Begin

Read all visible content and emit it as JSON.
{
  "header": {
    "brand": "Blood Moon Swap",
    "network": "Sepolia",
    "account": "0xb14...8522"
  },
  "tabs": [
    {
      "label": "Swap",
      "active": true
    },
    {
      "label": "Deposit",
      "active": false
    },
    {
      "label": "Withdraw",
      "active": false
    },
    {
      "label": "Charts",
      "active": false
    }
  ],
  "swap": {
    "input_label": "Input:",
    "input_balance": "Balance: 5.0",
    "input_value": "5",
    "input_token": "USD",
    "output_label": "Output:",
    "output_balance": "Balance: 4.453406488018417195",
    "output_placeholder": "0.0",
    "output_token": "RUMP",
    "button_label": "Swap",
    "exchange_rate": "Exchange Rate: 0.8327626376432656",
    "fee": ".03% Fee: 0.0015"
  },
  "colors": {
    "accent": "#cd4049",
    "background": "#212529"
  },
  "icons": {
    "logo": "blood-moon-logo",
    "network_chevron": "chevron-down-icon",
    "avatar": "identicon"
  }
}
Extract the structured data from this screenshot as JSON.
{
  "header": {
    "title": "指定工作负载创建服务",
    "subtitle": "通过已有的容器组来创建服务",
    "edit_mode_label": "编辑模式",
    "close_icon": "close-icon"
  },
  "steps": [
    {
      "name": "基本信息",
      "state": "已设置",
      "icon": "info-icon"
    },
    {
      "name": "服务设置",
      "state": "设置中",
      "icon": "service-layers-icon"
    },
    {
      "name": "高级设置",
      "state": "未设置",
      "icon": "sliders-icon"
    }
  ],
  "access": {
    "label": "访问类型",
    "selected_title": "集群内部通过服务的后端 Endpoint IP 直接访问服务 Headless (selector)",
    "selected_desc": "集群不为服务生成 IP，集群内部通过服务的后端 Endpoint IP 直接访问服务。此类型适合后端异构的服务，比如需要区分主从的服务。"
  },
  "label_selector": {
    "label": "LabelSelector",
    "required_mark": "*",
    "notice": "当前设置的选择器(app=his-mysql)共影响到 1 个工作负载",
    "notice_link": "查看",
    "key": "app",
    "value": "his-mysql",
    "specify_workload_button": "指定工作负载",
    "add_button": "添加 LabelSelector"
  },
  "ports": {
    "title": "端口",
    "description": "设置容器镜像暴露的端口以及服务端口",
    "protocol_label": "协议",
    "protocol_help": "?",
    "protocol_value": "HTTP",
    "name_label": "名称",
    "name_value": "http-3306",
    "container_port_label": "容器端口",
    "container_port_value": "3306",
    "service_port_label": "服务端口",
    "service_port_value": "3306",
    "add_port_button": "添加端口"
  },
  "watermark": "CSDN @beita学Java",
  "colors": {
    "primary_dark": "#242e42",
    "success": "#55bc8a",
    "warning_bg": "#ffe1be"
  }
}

End

* [Brief]: Reproduce the data in full, exactly as presented.

* [Result of the exercise]:
Read all visible content and emit it as JSON.
{
  "header": {
    "brand": "Blood Moon Swap",
    "network": "Sepolia",
    "account": "0xb14...8522"
  },
  "tabs": [
    {
      "label": "Swap",
      "active": true
    },
    {
      "label": "Deposit",
      "active": false
    },
    {
      "label": "Withdraw",
      "active": false
    },
    {
      "label": "Charts",
      "active": false
    }
  ],
  "swap": {
    "input_label": "Input:",
    "input_balance": "Balance: 5.0",
    "input_value": "5",
    "input_token": "USD",
    "output_label": "Output:",
    "output_balance": "Balance: 4.453406488018417195",
    "output_placeholder": "0.0",
    "output_token": "RUMP",
    "button_label": "Swap",
    "exchange_rate": "Exchange Rate: 0.8327626376432656",
    "fee": ".03% Fee: 0.0015"
  },
  "colors": {
    "accent": "#cd4049",
    "background": "#212529"
  },
  "icons": {
    "logo": "blood-moon-logo",
    "network_chevron": "chevron-down-icon",
    "avatar": "identicon"
  }
}
Extract the structured data from this screenshot as JSON.
{
  "header": {
    "title": "指定工作负载创建服务",
    "subtitle": "通过已有的容器组来创建服务",
    "edit_mode_label": "编辑模式",
    "close_icon": "close-icon"
  },
  "steps": [
    {
      "name": "基本信息",
      "state": "已设置",
      "icon": "info-icon"
    },
    {
      "name": "服务设置",
      "state": "设置中",
      "icon": "service-layers-icon"
    },
    {
      "name": "高级设置",
      "state": "未设置",
      "icon": "sliders-icon"
    }
  ],
  "access": {
    "label": "访问类型",
    "selected_title": "集群内部通过服务的后端 Endpoint IP 直接访问服务 Headless (selector)",
    "selected_desc": "集群不为服务生成 IP，集群内部通过服务的后端 Endpoint IP 直接访问服务。此类型适合后端异构的服务，比如需要区分主从的服务。"
  },
  "label_selector": {
    "label": "LabelSelector",
    "required_mark": "*",
    "notice": "当前设置的选择器(app=his-mysql)共影响到 1 个工作负载",
    "notice_link": "查看",
    "key": "app",
    "value": "his-mysql",
    "specify_workload_button": "指定工作负载",
    "add_button": "添加 LabelSelector"
  },
  "ports": {
    "title": "端口",
    "description": "设置容器镜像暴露的端口以及服务端口",
    "protocol_label": "协议",
    "protocol_help": "?",
    "protocol_value": "HTTP",
    "name_label": "名称",
    "name_value": "http-3306",
    "container_port_label": "容器端口",
    "container_port_value": "3306",
    "service_port_label": "服务端口",
    "service_port_value": "3306",
    "add_port_button": "添加端口"
  },
  "watermark": "CSDN @beita学Java",
  "colors": {
    "primary_dark": "#242e42",
    "success": "#55bc8a",
    "warning_bg": "#ffe1be"
  }
}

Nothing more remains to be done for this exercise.